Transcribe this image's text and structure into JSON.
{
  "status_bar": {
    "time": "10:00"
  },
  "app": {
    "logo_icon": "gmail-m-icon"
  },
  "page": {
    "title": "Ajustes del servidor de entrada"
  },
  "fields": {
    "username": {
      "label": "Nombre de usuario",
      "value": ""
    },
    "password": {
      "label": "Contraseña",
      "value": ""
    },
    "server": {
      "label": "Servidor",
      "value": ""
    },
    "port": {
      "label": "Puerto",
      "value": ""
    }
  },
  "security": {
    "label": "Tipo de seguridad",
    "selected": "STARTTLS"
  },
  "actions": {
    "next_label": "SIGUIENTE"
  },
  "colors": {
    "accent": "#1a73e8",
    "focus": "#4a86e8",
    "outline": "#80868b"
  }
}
..............................
Copy out the material word for word and line for line.

• **FULL ANSWER**
Transcribe this image's text and structure into JSON.
{
  "status_bar": {
    "time": "10:00"
  },
  "app": {
    "logo_icon": "gmail-m-icon"
  },
  "page": {
    "title": "Ajustes del servidor de entrada"
  },
  "fields": {
    "username": {
      "label": "Nombre de usuario",
      "value": ""
    },
    "password": {
      "label": "Contraseña",
      "value": ""
    },
    "server": {
      "label": "Servidor",
      "value": ""
    },
    "port": {
      "label": "Puerto",
      "value": ""
    }
  },
  "security": {
    "label": "Tipo de seguridad",
    "selected": "STARTTLS"
  },
  "actions": {
    "next_label": "SIGUIENTE"
  },
  "colors": {
    "accent": "#1a73e8",
    "focus": "#4a86e8",
    "outline": "#80868b"
  }
}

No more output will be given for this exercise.